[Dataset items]

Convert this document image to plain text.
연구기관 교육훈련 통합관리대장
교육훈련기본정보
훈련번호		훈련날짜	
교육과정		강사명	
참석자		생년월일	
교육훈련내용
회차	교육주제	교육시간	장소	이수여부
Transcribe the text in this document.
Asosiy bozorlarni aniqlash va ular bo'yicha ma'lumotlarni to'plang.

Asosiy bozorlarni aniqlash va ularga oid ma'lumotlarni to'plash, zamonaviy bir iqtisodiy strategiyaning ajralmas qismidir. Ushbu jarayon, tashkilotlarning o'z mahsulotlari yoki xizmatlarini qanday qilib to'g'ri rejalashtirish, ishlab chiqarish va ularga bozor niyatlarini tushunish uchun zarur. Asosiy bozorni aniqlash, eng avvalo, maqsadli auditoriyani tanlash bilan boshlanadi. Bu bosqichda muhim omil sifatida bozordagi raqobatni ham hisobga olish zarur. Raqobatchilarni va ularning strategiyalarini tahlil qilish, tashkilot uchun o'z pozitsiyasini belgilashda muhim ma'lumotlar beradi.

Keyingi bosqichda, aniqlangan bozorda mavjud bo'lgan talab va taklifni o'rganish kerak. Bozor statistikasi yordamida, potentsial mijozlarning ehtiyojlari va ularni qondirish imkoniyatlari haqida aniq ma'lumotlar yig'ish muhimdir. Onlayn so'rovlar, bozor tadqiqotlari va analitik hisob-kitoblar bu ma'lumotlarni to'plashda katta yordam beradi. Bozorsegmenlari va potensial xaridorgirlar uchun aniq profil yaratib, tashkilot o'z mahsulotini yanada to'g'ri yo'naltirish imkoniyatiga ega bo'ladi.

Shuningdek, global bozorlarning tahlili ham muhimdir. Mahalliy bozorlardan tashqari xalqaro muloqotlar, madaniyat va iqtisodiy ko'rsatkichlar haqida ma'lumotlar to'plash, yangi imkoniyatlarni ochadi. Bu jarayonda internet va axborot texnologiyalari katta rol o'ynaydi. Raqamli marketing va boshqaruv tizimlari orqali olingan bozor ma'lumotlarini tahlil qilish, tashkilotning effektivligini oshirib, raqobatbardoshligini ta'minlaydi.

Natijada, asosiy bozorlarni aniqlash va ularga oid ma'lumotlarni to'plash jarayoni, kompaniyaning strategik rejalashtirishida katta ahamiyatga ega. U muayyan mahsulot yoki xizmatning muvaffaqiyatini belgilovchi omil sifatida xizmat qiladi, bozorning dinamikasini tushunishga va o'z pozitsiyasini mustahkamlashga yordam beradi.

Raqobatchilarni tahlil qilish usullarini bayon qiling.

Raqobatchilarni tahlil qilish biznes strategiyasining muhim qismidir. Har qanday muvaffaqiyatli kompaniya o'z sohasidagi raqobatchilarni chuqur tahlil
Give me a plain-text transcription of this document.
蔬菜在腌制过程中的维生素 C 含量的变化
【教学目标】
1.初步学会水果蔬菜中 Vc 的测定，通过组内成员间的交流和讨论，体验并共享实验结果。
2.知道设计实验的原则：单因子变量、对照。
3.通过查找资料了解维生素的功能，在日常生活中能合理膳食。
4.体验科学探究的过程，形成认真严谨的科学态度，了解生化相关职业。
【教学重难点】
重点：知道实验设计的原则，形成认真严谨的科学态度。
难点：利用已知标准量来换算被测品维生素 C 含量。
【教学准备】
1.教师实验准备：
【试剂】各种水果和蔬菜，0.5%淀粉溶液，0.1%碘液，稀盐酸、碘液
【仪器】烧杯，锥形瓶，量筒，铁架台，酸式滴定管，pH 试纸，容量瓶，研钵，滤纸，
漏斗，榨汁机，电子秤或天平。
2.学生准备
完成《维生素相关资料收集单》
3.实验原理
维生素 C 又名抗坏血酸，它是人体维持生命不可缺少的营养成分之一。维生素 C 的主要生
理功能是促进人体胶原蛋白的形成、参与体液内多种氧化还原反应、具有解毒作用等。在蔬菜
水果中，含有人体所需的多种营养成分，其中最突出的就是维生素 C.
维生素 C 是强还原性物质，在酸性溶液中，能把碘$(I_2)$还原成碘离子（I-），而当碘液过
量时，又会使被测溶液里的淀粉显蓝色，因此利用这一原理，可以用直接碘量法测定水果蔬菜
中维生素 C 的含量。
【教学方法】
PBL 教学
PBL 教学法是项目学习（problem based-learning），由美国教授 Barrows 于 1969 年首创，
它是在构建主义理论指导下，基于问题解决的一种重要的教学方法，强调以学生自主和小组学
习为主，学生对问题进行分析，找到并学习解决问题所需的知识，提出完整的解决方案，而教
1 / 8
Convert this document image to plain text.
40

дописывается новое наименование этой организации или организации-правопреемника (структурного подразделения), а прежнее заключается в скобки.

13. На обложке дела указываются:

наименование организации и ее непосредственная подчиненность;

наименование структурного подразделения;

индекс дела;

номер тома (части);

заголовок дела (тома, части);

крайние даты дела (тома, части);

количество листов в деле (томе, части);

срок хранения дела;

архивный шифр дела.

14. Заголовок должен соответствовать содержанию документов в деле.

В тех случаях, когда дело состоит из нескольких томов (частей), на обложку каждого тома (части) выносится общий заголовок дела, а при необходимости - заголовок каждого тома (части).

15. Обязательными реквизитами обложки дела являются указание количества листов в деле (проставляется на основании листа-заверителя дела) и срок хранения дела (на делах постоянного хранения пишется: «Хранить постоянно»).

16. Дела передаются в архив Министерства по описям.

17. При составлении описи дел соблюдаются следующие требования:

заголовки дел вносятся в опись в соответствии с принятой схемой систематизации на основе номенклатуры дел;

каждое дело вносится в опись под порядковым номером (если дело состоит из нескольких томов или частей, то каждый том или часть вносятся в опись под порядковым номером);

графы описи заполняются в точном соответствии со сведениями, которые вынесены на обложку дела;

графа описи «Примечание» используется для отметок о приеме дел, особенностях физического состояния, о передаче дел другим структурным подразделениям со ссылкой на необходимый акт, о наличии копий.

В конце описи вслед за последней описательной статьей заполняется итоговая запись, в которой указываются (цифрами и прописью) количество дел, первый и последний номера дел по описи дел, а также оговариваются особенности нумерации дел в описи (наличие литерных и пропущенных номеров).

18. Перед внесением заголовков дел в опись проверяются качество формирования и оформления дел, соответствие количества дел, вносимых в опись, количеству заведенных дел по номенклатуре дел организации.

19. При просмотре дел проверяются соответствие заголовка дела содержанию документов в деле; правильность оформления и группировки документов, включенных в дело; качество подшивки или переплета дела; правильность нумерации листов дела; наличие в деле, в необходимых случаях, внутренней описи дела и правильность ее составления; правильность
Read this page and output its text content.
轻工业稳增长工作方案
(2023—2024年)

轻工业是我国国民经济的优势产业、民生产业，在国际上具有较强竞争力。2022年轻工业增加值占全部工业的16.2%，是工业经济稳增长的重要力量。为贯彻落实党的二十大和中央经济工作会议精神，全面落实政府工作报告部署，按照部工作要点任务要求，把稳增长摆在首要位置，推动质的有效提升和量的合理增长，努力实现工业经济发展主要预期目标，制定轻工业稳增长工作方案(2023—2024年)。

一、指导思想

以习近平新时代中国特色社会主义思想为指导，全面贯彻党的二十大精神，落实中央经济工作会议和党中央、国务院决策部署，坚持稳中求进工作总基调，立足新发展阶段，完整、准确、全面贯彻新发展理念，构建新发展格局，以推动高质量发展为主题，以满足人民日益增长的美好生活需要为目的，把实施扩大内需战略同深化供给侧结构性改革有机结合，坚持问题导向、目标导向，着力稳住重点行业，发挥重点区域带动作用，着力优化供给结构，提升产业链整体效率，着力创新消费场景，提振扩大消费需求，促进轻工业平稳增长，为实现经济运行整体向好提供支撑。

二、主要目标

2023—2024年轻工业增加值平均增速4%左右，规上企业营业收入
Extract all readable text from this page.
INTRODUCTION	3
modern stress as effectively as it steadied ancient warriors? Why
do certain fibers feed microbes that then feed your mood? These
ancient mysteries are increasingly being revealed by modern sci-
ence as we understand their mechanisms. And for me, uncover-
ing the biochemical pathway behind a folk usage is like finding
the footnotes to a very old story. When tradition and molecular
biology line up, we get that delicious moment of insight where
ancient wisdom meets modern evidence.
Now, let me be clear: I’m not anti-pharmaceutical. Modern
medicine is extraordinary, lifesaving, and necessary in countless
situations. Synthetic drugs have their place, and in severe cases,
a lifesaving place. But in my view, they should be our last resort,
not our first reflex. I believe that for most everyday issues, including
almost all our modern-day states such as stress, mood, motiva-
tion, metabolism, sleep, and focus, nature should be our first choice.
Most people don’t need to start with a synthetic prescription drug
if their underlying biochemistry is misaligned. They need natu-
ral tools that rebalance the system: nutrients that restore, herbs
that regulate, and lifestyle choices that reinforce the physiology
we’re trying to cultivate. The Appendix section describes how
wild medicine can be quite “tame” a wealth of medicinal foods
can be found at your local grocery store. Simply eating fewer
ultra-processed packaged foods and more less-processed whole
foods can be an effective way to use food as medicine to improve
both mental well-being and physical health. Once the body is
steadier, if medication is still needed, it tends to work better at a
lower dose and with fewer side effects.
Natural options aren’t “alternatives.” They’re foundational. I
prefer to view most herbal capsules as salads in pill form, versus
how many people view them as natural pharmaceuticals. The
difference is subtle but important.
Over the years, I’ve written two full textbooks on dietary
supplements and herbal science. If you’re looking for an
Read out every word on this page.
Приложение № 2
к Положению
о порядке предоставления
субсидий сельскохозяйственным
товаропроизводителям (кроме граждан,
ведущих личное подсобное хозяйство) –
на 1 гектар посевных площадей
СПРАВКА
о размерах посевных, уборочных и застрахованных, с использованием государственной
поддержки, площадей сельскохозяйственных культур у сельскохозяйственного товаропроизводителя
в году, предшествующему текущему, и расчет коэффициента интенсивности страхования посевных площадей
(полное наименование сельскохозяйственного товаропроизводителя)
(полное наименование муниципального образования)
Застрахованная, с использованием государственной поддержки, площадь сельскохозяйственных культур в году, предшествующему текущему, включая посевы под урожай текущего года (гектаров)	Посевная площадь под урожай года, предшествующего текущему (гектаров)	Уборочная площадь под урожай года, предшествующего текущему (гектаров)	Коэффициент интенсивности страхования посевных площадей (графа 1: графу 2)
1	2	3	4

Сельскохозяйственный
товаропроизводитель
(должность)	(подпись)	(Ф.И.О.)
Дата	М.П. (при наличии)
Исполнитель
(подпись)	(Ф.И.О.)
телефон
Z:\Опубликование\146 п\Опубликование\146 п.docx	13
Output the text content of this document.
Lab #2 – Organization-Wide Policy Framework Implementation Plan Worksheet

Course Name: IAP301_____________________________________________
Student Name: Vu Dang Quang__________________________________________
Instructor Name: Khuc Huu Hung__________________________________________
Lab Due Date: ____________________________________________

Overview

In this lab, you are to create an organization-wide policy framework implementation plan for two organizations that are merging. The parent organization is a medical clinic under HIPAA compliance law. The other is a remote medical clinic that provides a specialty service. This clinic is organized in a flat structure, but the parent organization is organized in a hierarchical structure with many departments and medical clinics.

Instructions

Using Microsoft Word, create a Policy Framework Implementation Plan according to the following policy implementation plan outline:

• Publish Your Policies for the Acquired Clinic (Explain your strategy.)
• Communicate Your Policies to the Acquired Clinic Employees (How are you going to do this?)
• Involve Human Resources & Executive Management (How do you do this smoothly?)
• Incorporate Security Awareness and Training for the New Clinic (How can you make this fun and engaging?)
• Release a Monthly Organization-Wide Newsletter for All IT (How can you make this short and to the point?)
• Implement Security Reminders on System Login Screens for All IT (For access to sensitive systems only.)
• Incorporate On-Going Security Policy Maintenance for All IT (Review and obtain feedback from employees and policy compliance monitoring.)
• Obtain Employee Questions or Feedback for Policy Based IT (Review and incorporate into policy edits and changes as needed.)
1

(PROBLEM) Report how many lines in the listing include the word "place". Give nothing but the count.

(ANSWER BELOW) 2